» **Textauszug**:
• • • •
Sie haben einen Flug von Delhi über Paris nach Düsseldorf gebucht. Nun wurde der erste Flug 4 Tage vor Abflug um eine Stunde nach hinten verschoben, sodass Sie Ihren Anschlussflug nicht mehr erreichen und mit einer Verspätung von 11 Stunden an Ihrem Zielflughafen ankommen.
Sie fragen nun nach möglichen Ansprüchen. Bei einer Verspätung oder Annullierung kommen Ansprüche aus der EU-Fluggastrechte-VO Nr. 261/2004 in Betracht. Fraglich ist jedoch zunächst, ob diese überhaupt anwendbar ist. Der Anwendungsbereich wird in Art. 3 der Verordnung geregelt:
Art. 3 Anwendungsbereich. (1) Diese Verordnung gilt
a) für Fluggäste, die auf Flughäfen im Gebiet eines Mitgliedstaats, das den Bestimmungen des Vertrags unterliegt, einen Flug antreten;
b) sofern das ausführende Luftfahrtunternehmen ein Luftfahrtunternehmen der Gemeinschaft ist, für Fluggäste, die von einem Flughafen in einem Drittstaat einen Flug zu einem Flughafen im Gebiet eines Mitgliedstaats, das den Bestimmungen des Vertrags unterliegt, antreten
Ihr Abflughafen ist außerhalb der EU. Leider geben Sie nicht an, mit welcher Fluggesellschaft Sie fliegen. Ansprüche kommen nämlich nur dann in Betracht, wenn Sie mit einer europäischen Fluggesellschaft geflogen sind.
• • • •
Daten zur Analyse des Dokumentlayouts
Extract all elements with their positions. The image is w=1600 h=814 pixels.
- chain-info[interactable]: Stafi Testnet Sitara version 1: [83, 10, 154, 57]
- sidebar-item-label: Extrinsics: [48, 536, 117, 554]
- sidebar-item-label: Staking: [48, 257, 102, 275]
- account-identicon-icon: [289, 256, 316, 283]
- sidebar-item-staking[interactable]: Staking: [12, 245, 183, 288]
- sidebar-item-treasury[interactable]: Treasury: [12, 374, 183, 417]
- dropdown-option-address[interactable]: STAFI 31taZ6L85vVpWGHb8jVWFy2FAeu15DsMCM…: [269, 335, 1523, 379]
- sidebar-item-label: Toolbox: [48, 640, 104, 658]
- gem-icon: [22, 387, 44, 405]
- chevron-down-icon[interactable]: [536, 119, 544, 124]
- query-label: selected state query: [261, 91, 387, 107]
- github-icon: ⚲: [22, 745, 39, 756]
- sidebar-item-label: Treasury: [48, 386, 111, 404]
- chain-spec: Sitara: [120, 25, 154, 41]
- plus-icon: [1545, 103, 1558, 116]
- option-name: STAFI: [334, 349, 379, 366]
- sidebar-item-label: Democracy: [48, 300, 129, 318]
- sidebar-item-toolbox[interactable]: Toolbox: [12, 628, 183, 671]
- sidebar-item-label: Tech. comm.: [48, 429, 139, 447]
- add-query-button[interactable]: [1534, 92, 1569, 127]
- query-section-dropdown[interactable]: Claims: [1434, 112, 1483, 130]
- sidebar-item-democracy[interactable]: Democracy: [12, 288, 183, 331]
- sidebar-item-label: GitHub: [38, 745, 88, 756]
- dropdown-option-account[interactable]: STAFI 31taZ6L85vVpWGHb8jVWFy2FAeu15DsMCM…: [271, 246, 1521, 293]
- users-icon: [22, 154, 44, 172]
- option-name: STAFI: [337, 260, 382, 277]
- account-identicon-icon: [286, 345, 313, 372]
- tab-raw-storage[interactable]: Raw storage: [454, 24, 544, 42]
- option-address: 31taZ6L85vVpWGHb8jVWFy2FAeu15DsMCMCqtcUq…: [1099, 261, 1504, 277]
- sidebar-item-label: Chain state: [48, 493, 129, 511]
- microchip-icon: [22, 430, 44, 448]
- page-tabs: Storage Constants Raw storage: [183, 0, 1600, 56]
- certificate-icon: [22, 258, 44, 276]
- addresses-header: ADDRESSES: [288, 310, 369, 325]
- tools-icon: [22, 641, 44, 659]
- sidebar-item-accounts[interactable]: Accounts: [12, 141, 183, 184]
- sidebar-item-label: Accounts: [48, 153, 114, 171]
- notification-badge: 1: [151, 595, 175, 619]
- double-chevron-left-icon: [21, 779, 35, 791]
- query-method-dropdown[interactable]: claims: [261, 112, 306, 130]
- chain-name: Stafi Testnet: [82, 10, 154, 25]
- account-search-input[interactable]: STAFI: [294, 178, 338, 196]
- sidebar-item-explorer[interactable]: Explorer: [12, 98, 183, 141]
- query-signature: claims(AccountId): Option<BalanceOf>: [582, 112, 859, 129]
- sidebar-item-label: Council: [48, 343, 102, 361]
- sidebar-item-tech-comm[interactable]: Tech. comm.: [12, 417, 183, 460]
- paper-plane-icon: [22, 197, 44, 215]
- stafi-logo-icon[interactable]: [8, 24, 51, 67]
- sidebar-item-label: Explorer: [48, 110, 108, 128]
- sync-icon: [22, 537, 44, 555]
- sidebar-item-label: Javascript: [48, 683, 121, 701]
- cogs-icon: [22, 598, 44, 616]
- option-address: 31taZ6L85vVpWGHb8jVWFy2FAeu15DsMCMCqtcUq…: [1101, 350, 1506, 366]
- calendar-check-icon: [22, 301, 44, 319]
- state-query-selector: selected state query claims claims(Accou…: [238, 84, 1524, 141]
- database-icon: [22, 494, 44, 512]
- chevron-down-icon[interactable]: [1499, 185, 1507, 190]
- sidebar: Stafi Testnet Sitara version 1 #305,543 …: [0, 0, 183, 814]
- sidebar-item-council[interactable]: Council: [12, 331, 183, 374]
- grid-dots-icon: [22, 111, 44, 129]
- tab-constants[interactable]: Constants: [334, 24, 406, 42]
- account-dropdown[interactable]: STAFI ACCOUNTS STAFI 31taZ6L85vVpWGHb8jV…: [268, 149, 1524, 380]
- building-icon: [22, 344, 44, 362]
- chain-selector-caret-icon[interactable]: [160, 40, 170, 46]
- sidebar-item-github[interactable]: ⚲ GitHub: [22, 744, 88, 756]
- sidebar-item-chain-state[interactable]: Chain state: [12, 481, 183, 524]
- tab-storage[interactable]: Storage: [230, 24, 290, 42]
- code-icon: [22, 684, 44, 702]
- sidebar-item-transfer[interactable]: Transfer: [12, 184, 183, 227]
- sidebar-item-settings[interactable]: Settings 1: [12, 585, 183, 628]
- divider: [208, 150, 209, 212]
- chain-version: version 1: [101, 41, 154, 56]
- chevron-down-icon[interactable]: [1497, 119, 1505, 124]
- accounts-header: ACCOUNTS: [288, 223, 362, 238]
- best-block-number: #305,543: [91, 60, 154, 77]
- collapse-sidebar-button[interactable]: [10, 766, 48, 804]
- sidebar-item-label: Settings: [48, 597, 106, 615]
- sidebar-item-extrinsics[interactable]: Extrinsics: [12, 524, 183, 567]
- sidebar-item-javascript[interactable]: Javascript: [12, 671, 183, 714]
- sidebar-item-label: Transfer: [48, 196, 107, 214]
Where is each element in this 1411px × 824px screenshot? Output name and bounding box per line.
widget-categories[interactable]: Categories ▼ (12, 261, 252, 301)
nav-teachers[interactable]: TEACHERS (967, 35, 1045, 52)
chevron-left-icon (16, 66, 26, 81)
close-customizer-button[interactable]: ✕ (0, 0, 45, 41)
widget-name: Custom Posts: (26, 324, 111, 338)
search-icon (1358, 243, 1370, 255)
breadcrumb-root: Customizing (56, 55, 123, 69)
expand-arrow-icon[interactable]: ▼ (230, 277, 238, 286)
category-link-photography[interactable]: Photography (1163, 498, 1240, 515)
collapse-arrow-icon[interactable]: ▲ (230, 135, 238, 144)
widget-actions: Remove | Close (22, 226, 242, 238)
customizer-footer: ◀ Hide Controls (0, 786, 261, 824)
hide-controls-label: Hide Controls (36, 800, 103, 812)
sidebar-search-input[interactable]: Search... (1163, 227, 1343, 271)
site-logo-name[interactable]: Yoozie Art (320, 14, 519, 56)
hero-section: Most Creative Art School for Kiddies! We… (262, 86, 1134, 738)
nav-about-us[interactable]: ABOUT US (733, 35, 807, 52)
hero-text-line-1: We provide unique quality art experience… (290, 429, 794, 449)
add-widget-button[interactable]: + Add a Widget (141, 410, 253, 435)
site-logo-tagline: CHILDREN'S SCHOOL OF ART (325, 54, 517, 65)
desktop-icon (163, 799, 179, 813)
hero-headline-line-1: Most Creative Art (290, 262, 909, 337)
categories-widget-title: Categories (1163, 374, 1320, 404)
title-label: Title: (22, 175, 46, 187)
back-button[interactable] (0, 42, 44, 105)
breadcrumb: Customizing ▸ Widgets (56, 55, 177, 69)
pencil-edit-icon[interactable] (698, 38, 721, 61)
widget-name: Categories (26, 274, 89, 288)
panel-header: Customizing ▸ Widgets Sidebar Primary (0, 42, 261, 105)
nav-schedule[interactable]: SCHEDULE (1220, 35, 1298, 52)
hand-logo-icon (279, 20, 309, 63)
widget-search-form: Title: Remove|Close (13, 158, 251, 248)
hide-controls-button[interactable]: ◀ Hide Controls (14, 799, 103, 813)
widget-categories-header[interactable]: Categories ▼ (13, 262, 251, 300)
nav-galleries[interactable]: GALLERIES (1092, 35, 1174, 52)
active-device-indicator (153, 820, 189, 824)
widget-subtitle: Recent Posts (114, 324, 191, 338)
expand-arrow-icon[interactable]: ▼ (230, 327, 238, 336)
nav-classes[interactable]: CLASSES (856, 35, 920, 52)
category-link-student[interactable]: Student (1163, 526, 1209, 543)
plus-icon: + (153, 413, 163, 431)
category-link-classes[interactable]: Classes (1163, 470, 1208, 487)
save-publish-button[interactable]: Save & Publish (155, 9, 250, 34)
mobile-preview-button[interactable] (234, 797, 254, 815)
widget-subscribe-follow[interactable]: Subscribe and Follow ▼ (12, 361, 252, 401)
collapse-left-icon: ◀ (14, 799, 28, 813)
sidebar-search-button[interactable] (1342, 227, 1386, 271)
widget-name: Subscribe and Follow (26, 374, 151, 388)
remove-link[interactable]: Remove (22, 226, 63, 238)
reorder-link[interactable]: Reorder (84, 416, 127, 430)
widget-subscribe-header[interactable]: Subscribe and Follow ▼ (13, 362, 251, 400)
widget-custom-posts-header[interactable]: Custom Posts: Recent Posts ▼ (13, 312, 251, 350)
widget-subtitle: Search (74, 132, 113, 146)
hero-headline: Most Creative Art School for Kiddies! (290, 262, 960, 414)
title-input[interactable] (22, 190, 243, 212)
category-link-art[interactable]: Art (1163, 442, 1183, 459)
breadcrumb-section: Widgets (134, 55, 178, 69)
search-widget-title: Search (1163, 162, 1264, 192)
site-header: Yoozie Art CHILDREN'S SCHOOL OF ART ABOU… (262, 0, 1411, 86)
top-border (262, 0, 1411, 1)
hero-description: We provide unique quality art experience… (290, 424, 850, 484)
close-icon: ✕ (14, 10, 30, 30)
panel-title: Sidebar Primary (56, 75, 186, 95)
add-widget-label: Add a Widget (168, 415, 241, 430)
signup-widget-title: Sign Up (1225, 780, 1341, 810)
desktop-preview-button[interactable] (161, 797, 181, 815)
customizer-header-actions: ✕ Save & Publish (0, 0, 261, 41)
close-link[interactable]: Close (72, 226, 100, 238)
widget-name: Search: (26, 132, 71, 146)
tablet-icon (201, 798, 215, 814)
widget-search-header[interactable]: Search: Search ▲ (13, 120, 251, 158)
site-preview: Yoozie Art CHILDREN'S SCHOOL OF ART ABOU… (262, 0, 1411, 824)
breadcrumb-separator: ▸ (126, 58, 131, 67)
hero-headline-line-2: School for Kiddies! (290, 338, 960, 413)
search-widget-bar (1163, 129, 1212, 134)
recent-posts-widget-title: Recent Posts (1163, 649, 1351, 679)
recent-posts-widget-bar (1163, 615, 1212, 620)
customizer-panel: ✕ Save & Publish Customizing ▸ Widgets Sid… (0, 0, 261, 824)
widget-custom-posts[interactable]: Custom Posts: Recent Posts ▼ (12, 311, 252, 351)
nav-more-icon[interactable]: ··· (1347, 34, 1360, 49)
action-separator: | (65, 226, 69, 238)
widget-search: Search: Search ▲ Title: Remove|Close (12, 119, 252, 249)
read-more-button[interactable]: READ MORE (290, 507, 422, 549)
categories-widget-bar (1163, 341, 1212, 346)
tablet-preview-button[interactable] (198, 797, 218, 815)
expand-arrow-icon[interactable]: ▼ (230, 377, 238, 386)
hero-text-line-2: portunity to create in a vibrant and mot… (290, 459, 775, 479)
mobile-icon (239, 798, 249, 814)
• • • •
» **Aufgabenstellung**:
1. Gib aus dem Text über Fluggastrechte den Teil Wort für Wort wieder, der mit "Sie haben einen" anfängt und mit "Ihrem Zielflughafen ankommen." aufhört.
2. Mach mit dem Text über Fluggastrechte dort weiter, wo er aufhört.
Das Material stammt aus einer anderen Quelle.

» **Antworten**:
1.
Sie haben einen Flug von Delhi über Paris nach Düsseldorf gebucht. Nun wurde der erste Flug 4 Tage vor Abflug um eine Stunde nach hinten verschoben, sodass Sie Ihren Anschlussflug nicht mehr erreichen und mit einer Verspätung von 11 Stunden an Ihrem Zielflughafen ankommen.

2.
Angenommen die VO Nr. 261/2004 ist in Ihrem Fall einschlägig, stellt sich die Frage nach den Ansprüchen daraus. In Ihrem Fall fliegen Sie mit einer Verspätung von 1 Stunden los und kommen mit einer Verspätung von 11 Stunden an Ihrem Zielflughafen an. Maßgeblich ist nach einer Entscheidung des EuGH dabei nicht die Verspätung am Abflugsort, sondern mit welcher Verspätung sie dann tatsächlich am Endziel angekommen sind:
EuGH, Urteil vom 04.09.2014, Az.: C-452/13 8 Das Urteil können Sie im Volltext im Internet finden. Dazu einfach: "Az.: C-452/13 8 reise-recht-wiki" bei Google eingeben)
Der EuGH hat nun klargestellt, dass eine Verspätung beim Abflug keine Voraussetzung für die Entschädigung ist. Es kommt also allein auf die Ankunftsverspätung am Zielflughafen an. Für den Ankunftszeitpunkt ist das Öffnen einer Tür des Flugzeugs maßgebend, und nicht wie bisher von den Gerichten angenommen das Berühren des Bodens (Touch-Down) oder das Erreichen der Parkposition (on-block).
Es ist also allein die Verspätung von 11 Stunden in Düsseldorf maßgeblich. Ab einer Verspätung von 3 Stunden steht dem Fluggast ein Anspruch auf Ausgleichszahlungen zu:
LG Frankfurt, Urt. v. 26.07.2013, Az: 2-24 S 47/12 (Das Urteil können Sie im Volltext im Internet finden. Dazu einfach: "Az: 2-24 S 47/12 reise-recht-wiki" bei Google eingeben)
Es ist davon auszugehen, dass eine entsprechende Verspätung von mindestens 3 Stunden am Endziel grundsätzlich einen Ausgleichsanspruch auslösen.
Der Anspruch auf Ausgleichszahlungen ergibt sich aus Art. 7 der EG-VO 261/2004: Die Entschädigungszahlungen sind in ihrer Höhe je nach Flugstrecke gestaffelt.
-> 250 EUR bei allen Flügen über eine Entfernung von 1 500 km oder weniger,
->400 EUR bei allen innergemeinschaftlichen Flügen über eine Entfernung von mehr als 1 500 km und bei allen anderen Flügen über eine Entfernung zwischen 1 500 km und 3 500 km,
->600 EUR bei allen anderen Flügen.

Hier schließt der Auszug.